Written exercise
Rewrite the rows from the first one through the row containing "route-arrowhead xyxy=(735,329,747,343)", substituting "hotspot-point" for "hotspot-node" and leaving everything else unchanged.

Extracted entries
● ● ● ●

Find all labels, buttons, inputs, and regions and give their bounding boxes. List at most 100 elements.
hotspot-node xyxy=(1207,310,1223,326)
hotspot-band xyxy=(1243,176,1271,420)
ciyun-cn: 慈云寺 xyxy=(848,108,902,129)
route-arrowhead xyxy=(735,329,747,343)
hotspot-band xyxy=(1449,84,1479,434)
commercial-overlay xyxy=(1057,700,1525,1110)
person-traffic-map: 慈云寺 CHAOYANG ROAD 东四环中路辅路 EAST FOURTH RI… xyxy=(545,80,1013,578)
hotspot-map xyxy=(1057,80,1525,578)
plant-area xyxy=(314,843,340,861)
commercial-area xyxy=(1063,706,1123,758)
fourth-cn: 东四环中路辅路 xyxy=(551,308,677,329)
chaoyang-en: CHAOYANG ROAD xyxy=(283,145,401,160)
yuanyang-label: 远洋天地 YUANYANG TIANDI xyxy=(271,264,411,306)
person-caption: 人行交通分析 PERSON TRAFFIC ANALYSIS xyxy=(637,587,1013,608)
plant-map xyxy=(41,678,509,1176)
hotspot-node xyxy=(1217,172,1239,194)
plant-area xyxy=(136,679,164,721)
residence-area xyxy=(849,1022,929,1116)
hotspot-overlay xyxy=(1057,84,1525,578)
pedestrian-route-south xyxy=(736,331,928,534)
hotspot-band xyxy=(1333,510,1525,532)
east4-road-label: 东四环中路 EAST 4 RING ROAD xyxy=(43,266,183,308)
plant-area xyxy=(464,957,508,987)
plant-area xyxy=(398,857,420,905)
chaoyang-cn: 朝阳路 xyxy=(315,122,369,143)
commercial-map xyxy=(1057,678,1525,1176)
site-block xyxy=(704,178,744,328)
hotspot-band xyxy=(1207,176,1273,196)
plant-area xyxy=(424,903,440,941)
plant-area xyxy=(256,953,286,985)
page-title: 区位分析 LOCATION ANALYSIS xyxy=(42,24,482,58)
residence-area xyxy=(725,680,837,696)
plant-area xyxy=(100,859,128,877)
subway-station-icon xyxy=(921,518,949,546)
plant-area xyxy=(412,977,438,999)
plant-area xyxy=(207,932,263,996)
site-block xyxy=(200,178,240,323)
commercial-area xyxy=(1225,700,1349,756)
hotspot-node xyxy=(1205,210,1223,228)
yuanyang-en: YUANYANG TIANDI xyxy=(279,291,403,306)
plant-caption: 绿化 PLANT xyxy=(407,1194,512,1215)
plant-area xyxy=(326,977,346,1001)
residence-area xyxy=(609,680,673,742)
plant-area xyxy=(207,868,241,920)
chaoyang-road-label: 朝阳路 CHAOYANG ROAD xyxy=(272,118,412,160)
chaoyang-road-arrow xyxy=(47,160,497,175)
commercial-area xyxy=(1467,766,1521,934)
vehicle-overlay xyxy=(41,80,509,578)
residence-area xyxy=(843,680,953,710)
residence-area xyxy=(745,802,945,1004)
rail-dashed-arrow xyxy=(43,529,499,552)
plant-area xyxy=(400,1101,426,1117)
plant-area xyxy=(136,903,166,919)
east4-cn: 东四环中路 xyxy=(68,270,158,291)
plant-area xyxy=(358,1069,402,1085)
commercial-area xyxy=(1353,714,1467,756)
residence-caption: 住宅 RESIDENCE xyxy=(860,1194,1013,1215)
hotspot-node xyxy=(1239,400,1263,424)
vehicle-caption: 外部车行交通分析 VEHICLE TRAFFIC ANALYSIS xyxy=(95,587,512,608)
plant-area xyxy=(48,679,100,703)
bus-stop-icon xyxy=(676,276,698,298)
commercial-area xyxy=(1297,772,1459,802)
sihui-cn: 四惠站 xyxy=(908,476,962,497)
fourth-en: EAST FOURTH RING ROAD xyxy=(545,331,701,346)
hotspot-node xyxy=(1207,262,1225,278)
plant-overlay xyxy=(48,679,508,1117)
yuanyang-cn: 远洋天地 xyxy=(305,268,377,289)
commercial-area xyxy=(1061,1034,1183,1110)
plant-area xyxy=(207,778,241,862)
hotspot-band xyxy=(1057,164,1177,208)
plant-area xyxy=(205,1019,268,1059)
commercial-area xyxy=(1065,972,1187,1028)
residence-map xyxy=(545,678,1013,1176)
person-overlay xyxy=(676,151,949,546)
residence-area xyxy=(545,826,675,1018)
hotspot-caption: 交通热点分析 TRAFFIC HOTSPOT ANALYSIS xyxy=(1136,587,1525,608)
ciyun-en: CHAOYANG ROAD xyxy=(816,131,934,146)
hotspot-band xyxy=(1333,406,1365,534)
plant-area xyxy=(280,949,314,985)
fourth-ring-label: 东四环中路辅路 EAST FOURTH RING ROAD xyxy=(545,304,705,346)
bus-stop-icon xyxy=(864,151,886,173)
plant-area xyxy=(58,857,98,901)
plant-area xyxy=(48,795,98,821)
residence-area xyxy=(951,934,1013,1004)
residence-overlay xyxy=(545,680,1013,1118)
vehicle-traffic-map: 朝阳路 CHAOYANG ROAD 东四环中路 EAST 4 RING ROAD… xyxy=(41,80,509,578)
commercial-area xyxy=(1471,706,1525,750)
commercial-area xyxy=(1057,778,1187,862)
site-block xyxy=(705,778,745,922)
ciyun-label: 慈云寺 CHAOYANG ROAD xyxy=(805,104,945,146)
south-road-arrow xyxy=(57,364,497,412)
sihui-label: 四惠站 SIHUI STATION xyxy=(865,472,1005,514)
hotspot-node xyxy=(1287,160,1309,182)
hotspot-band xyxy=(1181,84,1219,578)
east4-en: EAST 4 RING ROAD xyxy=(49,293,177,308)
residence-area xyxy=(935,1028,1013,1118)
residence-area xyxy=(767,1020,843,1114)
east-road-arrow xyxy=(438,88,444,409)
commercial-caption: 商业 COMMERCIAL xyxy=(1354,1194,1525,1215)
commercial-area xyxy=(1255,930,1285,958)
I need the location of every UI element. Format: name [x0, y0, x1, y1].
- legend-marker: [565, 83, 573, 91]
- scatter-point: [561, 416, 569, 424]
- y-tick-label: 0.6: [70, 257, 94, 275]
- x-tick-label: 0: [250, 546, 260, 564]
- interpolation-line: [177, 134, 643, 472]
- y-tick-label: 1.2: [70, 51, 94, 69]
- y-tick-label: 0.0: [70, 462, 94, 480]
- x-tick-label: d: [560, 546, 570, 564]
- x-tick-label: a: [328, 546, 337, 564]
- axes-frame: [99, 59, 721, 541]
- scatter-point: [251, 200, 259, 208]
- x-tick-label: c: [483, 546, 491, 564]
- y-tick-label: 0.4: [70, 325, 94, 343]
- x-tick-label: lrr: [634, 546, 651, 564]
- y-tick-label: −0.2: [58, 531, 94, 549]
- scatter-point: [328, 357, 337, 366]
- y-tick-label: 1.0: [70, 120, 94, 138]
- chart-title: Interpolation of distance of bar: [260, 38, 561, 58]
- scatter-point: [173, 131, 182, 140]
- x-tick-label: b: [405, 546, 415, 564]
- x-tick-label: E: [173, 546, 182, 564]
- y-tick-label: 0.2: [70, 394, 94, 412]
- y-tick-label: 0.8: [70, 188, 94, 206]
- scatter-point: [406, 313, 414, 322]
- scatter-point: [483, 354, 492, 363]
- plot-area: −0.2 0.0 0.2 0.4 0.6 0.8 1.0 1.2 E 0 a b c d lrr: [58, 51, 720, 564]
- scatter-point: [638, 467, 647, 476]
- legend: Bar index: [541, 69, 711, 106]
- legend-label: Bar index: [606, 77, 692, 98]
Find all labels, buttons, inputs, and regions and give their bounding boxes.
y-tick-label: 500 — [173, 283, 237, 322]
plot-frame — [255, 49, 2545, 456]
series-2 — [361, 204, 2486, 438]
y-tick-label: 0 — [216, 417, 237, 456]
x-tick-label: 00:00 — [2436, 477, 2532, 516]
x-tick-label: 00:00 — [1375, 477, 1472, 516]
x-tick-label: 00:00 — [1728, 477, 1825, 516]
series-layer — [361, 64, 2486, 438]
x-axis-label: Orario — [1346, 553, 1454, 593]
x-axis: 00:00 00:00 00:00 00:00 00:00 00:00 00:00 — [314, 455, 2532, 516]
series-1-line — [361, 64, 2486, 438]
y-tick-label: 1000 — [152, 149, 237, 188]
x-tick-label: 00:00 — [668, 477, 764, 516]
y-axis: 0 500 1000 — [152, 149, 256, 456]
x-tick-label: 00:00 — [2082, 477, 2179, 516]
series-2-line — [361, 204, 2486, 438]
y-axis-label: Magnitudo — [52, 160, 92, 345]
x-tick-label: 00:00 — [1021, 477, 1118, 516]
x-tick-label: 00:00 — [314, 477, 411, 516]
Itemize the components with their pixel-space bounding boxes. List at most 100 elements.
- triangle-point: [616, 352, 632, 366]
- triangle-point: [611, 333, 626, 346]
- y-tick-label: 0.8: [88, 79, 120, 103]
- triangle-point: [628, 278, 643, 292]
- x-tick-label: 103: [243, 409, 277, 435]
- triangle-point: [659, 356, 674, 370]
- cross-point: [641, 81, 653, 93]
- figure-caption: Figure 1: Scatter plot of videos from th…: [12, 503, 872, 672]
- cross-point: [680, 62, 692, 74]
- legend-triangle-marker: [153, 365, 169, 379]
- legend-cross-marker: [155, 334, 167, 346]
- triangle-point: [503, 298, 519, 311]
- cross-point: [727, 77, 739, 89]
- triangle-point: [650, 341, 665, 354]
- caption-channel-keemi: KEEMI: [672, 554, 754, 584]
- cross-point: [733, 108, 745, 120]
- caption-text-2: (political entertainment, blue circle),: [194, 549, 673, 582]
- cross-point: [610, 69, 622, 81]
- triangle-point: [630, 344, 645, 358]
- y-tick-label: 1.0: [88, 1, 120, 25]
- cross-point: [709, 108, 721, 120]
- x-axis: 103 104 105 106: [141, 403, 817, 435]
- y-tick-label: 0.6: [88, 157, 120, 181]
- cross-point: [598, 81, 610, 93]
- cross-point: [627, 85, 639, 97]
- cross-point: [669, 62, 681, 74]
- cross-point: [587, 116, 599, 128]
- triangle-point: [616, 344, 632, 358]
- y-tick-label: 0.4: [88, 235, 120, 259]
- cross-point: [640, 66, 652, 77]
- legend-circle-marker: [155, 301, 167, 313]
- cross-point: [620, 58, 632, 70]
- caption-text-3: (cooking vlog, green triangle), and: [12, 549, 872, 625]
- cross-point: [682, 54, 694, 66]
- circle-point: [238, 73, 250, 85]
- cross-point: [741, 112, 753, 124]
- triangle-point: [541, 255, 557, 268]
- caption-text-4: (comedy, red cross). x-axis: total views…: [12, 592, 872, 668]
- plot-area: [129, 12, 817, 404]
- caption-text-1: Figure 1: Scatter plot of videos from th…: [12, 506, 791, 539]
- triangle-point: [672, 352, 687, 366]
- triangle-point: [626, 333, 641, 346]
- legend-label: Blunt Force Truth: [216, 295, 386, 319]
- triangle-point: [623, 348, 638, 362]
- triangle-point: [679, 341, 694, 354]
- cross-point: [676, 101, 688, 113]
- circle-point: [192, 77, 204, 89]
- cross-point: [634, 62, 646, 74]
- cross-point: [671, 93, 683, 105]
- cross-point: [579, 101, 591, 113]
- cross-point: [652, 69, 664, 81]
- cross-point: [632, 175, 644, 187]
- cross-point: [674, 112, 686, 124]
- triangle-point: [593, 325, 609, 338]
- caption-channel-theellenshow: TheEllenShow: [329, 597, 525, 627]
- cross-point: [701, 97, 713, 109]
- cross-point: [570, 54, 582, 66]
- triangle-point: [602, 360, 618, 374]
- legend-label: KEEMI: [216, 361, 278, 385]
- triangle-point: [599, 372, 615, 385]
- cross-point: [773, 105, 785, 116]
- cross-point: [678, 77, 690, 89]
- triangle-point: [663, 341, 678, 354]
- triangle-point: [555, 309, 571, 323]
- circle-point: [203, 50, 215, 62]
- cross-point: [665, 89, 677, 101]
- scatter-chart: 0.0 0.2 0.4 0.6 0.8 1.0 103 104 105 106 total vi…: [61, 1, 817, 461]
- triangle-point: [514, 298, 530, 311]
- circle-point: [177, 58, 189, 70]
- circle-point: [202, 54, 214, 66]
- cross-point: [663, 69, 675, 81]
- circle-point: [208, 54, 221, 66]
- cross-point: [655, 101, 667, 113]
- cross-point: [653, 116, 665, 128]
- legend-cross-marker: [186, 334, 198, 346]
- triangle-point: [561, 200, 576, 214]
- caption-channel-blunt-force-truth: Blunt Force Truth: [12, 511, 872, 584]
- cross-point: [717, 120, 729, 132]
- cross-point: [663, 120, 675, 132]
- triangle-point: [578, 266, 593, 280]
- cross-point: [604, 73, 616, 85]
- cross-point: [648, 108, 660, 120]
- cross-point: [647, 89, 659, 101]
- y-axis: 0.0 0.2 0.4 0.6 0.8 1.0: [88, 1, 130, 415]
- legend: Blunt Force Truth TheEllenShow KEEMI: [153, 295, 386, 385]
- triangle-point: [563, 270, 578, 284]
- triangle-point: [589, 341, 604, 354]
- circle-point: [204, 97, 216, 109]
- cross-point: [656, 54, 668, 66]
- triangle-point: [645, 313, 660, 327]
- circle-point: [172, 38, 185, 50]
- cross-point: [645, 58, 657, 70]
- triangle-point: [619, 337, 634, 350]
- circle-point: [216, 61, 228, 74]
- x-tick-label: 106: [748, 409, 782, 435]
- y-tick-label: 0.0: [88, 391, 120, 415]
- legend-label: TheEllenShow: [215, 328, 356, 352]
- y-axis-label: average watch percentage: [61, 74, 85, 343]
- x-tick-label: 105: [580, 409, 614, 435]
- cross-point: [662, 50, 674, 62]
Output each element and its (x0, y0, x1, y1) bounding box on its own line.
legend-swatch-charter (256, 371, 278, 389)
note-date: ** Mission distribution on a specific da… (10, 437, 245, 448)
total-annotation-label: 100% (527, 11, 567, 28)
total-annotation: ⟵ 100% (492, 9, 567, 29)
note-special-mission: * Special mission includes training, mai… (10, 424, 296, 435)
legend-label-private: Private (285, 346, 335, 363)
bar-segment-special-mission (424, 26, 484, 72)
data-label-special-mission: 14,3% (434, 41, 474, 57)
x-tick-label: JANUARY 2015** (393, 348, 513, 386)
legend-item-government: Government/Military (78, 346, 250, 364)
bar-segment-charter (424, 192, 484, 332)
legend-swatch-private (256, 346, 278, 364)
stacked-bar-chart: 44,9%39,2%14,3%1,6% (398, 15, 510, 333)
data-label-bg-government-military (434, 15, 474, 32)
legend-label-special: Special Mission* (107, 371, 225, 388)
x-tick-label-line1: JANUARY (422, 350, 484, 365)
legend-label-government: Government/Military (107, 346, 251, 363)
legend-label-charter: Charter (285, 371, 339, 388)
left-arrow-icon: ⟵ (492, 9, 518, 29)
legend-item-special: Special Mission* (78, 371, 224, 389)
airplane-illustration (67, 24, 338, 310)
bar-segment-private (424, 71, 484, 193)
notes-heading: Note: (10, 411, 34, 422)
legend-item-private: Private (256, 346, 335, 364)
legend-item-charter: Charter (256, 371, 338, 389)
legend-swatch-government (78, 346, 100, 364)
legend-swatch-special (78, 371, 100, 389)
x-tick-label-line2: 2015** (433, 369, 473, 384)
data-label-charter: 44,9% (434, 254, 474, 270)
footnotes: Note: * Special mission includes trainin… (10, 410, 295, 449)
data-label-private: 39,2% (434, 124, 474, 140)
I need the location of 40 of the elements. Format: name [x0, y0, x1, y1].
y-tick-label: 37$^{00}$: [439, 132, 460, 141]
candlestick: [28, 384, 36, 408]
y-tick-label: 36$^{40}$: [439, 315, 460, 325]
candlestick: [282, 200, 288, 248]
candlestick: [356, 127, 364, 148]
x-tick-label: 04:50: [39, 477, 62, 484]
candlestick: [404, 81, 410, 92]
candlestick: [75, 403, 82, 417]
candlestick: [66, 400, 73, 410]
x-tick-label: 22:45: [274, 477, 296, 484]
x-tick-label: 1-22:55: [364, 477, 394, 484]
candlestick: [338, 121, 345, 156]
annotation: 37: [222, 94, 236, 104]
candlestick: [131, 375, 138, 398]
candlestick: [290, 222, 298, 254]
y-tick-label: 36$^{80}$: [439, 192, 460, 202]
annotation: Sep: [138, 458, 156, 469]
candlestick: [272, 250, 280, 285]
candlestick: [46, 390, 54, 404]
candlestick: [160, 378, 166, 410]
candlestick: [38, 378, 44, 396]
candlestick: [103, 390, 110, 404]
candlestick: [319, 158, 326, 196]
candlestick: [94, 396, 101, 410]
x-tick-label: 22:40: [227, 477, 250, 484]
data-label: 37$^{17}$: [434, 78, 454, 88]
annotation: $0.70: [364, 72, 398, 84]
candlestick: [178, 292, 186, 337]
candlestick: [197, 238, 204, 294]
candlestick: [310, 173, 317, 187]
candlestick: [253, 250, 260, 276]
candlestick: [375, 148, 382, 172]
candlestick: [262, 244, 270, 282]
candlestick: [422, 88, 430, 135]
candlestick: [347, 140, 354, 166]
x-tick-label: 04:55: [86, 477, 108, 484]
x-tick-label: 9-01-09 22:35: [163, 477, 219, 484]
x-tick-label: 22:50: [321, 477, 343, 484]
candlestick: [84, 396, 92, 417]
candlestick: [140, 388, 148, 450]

● ● ● ●

Full response
Find all labels, buttons, inputs, and regions and give their bounding boxes. List at most 100 elements.
hotspot-point xyxy=(1207,310,1223,326)
hotspot-band xyxy=(1243,176,1271,420)
ciyun-cn: 慈云寺 xyxy=(848,108,902,129)
route-arrowhead xyxy=(735,329,747,343)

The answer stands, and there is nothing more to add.